Tipps für Kunden:Wie Firmen Verbraucher anschwindeln

Sie werben für reine Wäsche, eine gute Aura durch Feng Shui oder Süßigkeiten, die schön statt dick machen. Was dahinter steckt, verraten die Werber allerdings nicht - stattdessen verdrehen sie Bedeutungen, verbergen Risiken und verraten Verbrauchern nur die Hälfte.

Von Annette Niemeyer

Bei Pinocchio waren Lügen leicht zu durchschauen - jedes Mal, wenn er nicht die Wahrheit sagte, wuchs ihm die Nase verräterisch in die Länge. Das ist bei Marketing-Strategen und Werbetextern, bei Herstellern sowie Verkäufern nicht der Fall. Sie versuchen, Verbraucher zu manipulieren, damit diese ihre Produkte kaufen: die Werbung schürt schon mal Angst vor angeblichen Keimen in der Wäsche, manche Produkte haben eine sehr kurze Lebensdauer, weil minderwertige Teile verbaut werden, und der angeblich harmlose Rasendünger ist in Wahrheit ziemlich giftig. Wer nach Ansicht des NDR eine kleine Pinocchio-Nase verdient hätte, zeigt Süddeutsche.de in dieser Kooperation.

Hygienespüler - Muss das sein?

- [Aufgeführtes Material]
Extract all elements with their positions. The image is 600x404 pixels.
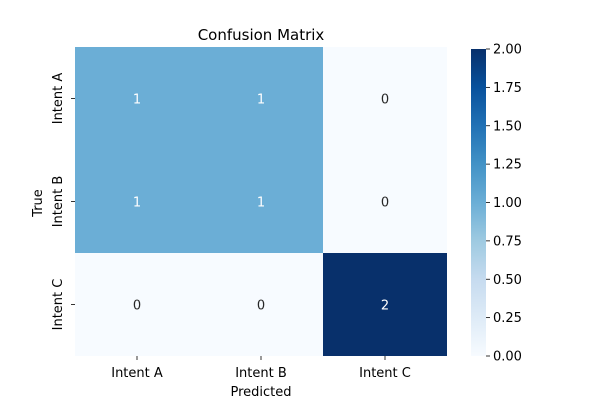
heatmap-cell-labels: 1 1 0 1 1 0 0 0 2: [133, 93, 389, 314]
heatmap-cell-r1-c2: [323, 150, 447, 253]
x-tick-label: Intent B: [235, 366, 287, 381]
heatmap-cell-r0-c2: [323, 47, 447, 150]
heatmap-cell-r2-c0: [75, 253, 199, 356]
heatmap-cell-r2-c2: [323, 253, 447, 356]
x-tick-label: Intent A: [111, 366, 163, 381]
heatmap-cell-r0-c0: [75, 47, 199, 150]
colorbar-tick-label: 0.75: [493, 234, 522, 249]
colorbar-tick-label: 2.00: [493, 43, 522, 58]
colorbar-tick-label: 0.25: [493, 311, 522, 326]
y-tick-label: Intent B: [51, 176, 66, 228]
heatmap-cell-r2-c1: [199, 253, 323, 356]
chart-title: Confusion Matrix: [198, 26, 325, 44]
cell-value-r0-c2: 0: [381, 93, 389, 108]
colorbar-tick-label: 0.50: [493, 273, 522, 288]
y-tick-label: Intent C: [51, 279, 66, 331]
cell-value-r1-c1: 1: [257, 196, 265, 211]
heatmap-cell-r0-c1: [199, 47, 323, 150]
cell-value-r1-c2: 0: [381, 196, 389, 211]
heatmap-cell-r1-c1: [199, 150, 323, 253]
y-tick-label: Intent A: [51, 73, 66, 125]
x-tick-label: Intent C: [359, 366, 411, 381]
colorbar-tick-label: 1.00: [493, 196, 522, 211]
cell-value-r2-c2: 2: [381, 299, 389, 314]
cell-value-r2-c0: 0: [133, 299, 141, 314]
colorbar-tick-label: 0.00: [493, 350, 522, 365]
y-axis-ticks: Intent A Intent B Intent C: [51, 73, 75, 331]
cell-value-r0-c1: 1: [257, 93, 265, 108]
colorbar-tick-label: 1.50: [493, 119, 522, 134]
cell-value-r0-c0: 1: [133, 93, 141, 108]
cell-value-r2-c1: 0: [257, 299, 265, 314]
heatmap-cells: [75, 47, 447, 356]
heatmap-cell-r1-c0: [75, 150, 199, 253]
x-axis-label: Predicted: [230, 385, 291, 400]
colorbar: 0.00 0.25 0.50 0.75 1.00 1.25 1.50 1.75 2.00: [471, 43, 522, 365]
colorbar-tick-label: 1.25: [493, 158, 522, 173]
colorbar-gradient: [471, 49, 486, 356]
colorbar-ticks: 0.00 0.25 0.50 0.75 1.00 1.25 1.50 1.75 2.00: [486, 43, 522, 365]
y-axis-label: True: [31, 189, 46, 218]
colorbar-tick-label: 1.75: [493, 81, 522, 96]
x-axis-ticks: Intent A Intent B Intent C: [111, 356, 411, 381]
cell-value-r1-c0: 1: [133, 196, 141, 211]
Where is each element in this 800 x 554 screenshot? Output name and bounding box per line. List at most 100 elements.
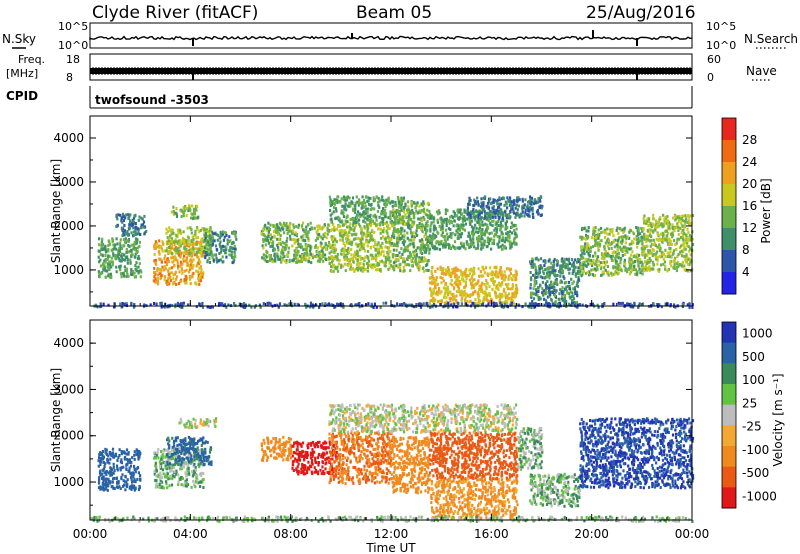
heatmap-cell bbox=[632, 261, 635, 265]
heatmap-cell bbox=[225, 255, 228, 259]
heatmap-cell bbox=[309, 249, 312, 253]
heatmap-cell bbox=[533, 281, 536, 284]
heatmap-cell bbox=[211, 236, 215, 240]
heatmap-cell bbox=[505, 238, 508, 242]
heatmap-cell bbox=[132, 226, 135, 230]
heatmap-cell bbox=[447, 266, 450, 269]
heatmap-cell bbox=[296, 257, 299, 261]
heatmap-cell bbox=[121, 258, 124, 262]
heatmap-cell bbox=[652, 252, 655, 256]
heatmap-cell bbox=[187, 239, 190, 243]
heatmap-cell bbox=[159, 276, 162, 280]
heatmap-cell bbox=[469, 210, 472, 214]
heatmap-cell bbox=[328, 261, 331, 265]
heatmap-cell bbox=[381, 229, 384, 233]
heatmap-cell bbox=[466, 208, 469, 212]
heatmap-cell bbox=[553, 289, 556, 292]
heatmap-cell bbox=[571, 299, 574, 303]
heatmap-cell bbox=[470, 243, 474, 247]
heatmap-cell bbox=[384, 201, 387, 205]
heatmap-cell bbox=[530, 207, 533, 211]
heatmap-cell bbox=[538, 295, 541, 299]
heatmap-cell bbox=[623, 261, 626, 265]
heatmap-cell bbox=[686, 236, 689, 240]
heatmap-cell bbox=[181, 242, 184, 245]
heatmap-cell bbox=[123, 240, 127, 244]
heatmap-cell bbox=[544, 259, 547, 263]
heatmap-cell bbox=[682, 242, 685, 246]
heatmap-cell bbox=[454, 280, 457, 284]
heatmap-cell bbox=[334, 247, 337, 251]
heatmap-cell bbox=[287, 246, 290, 250]
heatmap-cell bbox=[403, 269, 406, 273]
heatmap-cell bbox=[400, 227, 403, 231]
heatmap-cell bbox=[426, 208, 429, 212]
heatmap-cell bbox=[617, 232, 620, 235]
heatmap-cell bbox=[129, 213, 132, 217]
heatmap-cell bbox=[198, 282, 201, 286]
heatmap-cell bbox=[331, 228, 334, 232]
heatmap-cell bbox=[405, 257, 408, 261]
heatmap-cell bbox=[323, 245, 326, 249]
heatmap-cell bbox=[676, 239, 679, 243]
heatmap-cell bbox=[167, 269, 170, 273]
heatmap-cell bbox=[318, 256, 321, 260]
heatmap-cell bbox=[192, 271, 195, 275]
heatmap-cell bbox=[591, 264, 594, 268]
heatmap-cell bbox=[671, 223, 674, 227]
heatmap-cell bbox=[572, 294, 575, 298]
heatmap-cell bbox=[118, 249, 121, 253]
heatmap-cell bbox=[667, 231, 670, 235]
heatmap-cell bbox=[666, 224, 669, 228]
heatmap-cell bbox=[642, 248, 645, 251]
heatmap-cell bbox=[581, 235, 584, 239]
heatmap-cell bbox=[104, 244, 107, 248]
heatmap-cell bbox=[190, 249, 193, 253]
heatmap-cell bbox=[178, 270, 181, 274]
heatmap-cell bbox=[364, 226, 367, 230]
heatmap-cell bbox=[179, 280, 182, 284]
heatmap-cell bbox=[495, 296, 498, 300]
heatmap-cell bbox=[565, 299, 568, 303]
heatmap-cell bbox=[316, 228, 319, 232]
heatmap-cell bbox=[362, 210, 365, 214]
heatmap-cell bbox=[481, 206, 484, 210]
heatmap-cell bbox=[344, 257, 347, 261]
heatmap-cell bbox=[179, 244, 182, 248]
heatmap-cell bbox=[454, 298, 458, 302]
heatmap-cell bbox=[308, 256, 311, 260]
heatmap-cell bbox=[273, 259, 277, 262]
heatmap-cell bbox=[214, 253, 217, 257]
heatmap-cell bbox=[185, 257, 189, 261]
heatmap-cell bbox=[319, 250, 322, 254]
heatmap-cell bbox=[341, 238, 344, 242]
heatmap-cell bbox=[521, 199, 524, 203]
heatmap-cell bbox=[441, 231, 444, 235]
heatmap-cell bbox=[331, 269, 334, 273]
heatmap-cell bbox=[167, 260, 171, 264]
heatmap-cell bbox=[542, 259, 545, 263]
heatmap-cell bbox=[356, 237, 359, 240]
heatmap-cell bbox=[603, 228, 606, 232]
heatmap-cell bbox=[389, 210, 392, 214]
heatmap-cell bbox=[486, 299, 489, 302]
heatmap-cell bbox=[115, 270, 118, 274]
heatmap-cell bbox=[439, 291, 442, 295]
heatmap-cell bbox=[219, 232, 222, 236]
heatmap-cell bbox=[220, 248, 223, 252]
heatmap-cell bbox=[510, 245, 513, 249]
heatmap-cell bbox=[232, 256, 235, 260]
heatmap-cell bbox=[138, 257, 141, 261]
heatmap-cell bbox=[486, 236, 489, 240]
heatmap-cell bbox=[408, 243, 411, 247]
heatmap-cell bbox=[597, 246, 600, 250]
heatmap-cell bbox=[441, 226, 444, 229]
heatmap-cell bbox=[355, 195, 358, 199]
heatmap-cell bbox=[329, 204, 332, 208]
heatmap-cell bbox=[468, 272, 472, 276]
heatmap-cell bbox=[625, 237, 628, 241]
heatmap-cell bbox=[429, 299, 432, 303]
heatmap-cell bbox=[665, 221, 668, 225]
heatmap-cell bbox=[187, 209, 190, 213]
heatmap-cell bbox=[419, 250, 422, 254]
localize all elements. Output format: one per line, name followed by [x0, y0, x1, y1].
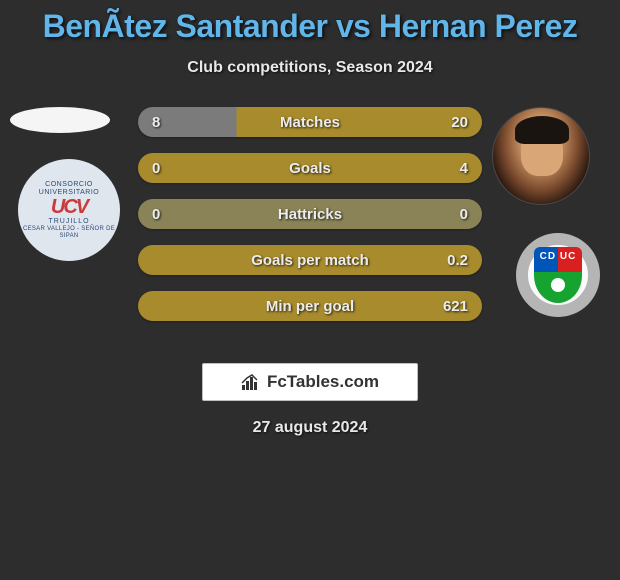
stat-row: Min per goal621	[138, 291, 482, 321]
subtitle: Club competitions, Season 2024	[0, 59, 620, 77]
comparison-card: BenÃ­tez Santander vs Hernan Perez Club …	[0, 0, 620, 437]
stat-label: Matches	[138, 114, 482, 131]
stats-block: 8Matches200Goals40Hattricks0Goals per ma…	[138, 107, 482, 337]
stat-right-value: 4	[440, 160, 468, 177]
page-title: BenÃ­tez Santander vs Hernan Perez	[0, 8, 620, 45]
ucv-arc-top: CONSORCIO UNIVERSITARIO	[18, 181, 120, 196]
ucv-sub: TRUJILLO	[18, 218, 120, 226]
player-right-photo	[492, 107, 590, 205]
stat-row: 8Matches20	[138, 107, 482, 137]
shield-bot	[534, 272, 582, 303]
ucv-badge-content: CONSORCIO UNIVERSITARIO UCV TRUJILLO CES…	[18, 181, 120, 239]
ucv-logo-text: UCV	[18, 196, 120, 218]
stat-right-value: 621	[440, 298, 468, 315]
shield-top	[534, 247, 582, 275]
stat-label: Hattricks	[138, 206, 482, 223]
stat-label: Goals per match	[138, 252, 482, 269]
main-area: CONSORCIO UNIVERSITARIO UCV TRUJILLO CES…	[0, 105, 620, 345]
date-text: 27 august 2024	[0, 419, 620, 437]
chart-icon	[241, 373, 261, 391]
ucv-arc-bot: CESAR VALLEJO - SEÑOR DE SIPAN	[18, 226, 120, 239]
stat-label: Goals	[138, 160, 482, 177]
shield-icon	[534, 247, 582, 303]
stat-right-value: 0	[440, 206, 468, 223]
stat-row: 0Hattricks0	[138, 199, 482, 229]
stat-right-value: 0.2	[440, 252, 468, 269]
stat-right-value: 20	[440, 114, 468, 131]
stat-row: 0Goals4	[138, 153, 482, 183]
player-left-photo	[10, 107, 110, 133]
player-left-club-badge: CONSORCIO UNIVERSITARIO UCV TRUJILLO CES…	[18, 159, 120, 261]
brand-text: FcTables.com	[267, 372, 379, 392]
brand-box: FcTables.com	[202, 363, 418, 401]
player-right-club-badge	[516, 233, 600, 317]
stat-row: Goals per match0.2	[138, 245, 482, 275]
stat-label: Min per goal	[138, 298, 482, 315]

- [Schriftliche Aufgaben]
1 > Prüfen Sie, ob die folgenden Aussagen mit dem Artikel über die Täuschung von Verbrauchern übereinstimmen. Antworten Sie jeweils mit Ja oder Nein, und zitieren Sie die entscheidenden Worte des Artikels wörtlich: (a) Werbung schürt mitunter Angst vor angeblichen Keimen in der Wäsche. (b) Der Rasendünger ist tatsächlich harmlos. (c) Manche Produkte halten nur kurz, weil minderwertige Teile verbaut werden.
2 > Woran ließen sich Pinocchios Lügen laut dem Artikel über die Täuschung von Verbrauchern erkennen?
3 > Setzen Sie den Artikel über die Täuschung von Verbrauchern im Anschluss an die Zwischenüberschrift „Hygienespüler - Muss das sein?“ fort.

- [Lösungen]
1 >
(a) Ja: „die Werbung schürt schon mal Angst vor angeblichen Keimen in der Wäsche“
(b) Nein: „der angeblich harmlose Rasendünger ist in Wahrheit ziemlich giftig“
(c) Ja: „manche Produkte haben eine sehr kurze Lebensdauer, weil minderwertige Teile verbaut werden“

2 > Jedes Mal, wenn er nicht die Wahrheit sagte, wuchs ihm die Nase in die Länge.

3 >
Die meisten Verbraucher sind in der Überzeugung aufgewachsen, dass Wäsche "nicht nur sauber" sein muss, "sondern rein" - das hatte ihnen ein Werbeslogan eines Waschmittelherstellers aus den siebziger Jahren so beigebracht. Das Feindbild in der Werbung waren früher Flecken von Bratensauce, Frittierfett oder Salatöl. Heute ist der Feind unsichtbar: angeblich lauern krankmachende Bakterien in unserer Kleidung. Die Werbung weckt subtil Ängste vor Keimen oder unangenehmen Gerüchen. So suggeriert die Firma Henkel mit ihrem Waschmittel Persil, man brauche für Sport- oder Kinderkleidung einen "Hygienespüler".

Auch deshalb, weil Verbraucher mit dem Wundermittel energie- und umweltbewusster waschen können sollen. Statt bei 90 und 60 Grad kann damit bei 30 oder 40 Grad gewaschen werden - gut für Geldbeutel und Umwelt. Vor allem aber sollen Hygienespüler für die restlose Vernichtung von Keimen, Pilzen und Bakterien sorgen.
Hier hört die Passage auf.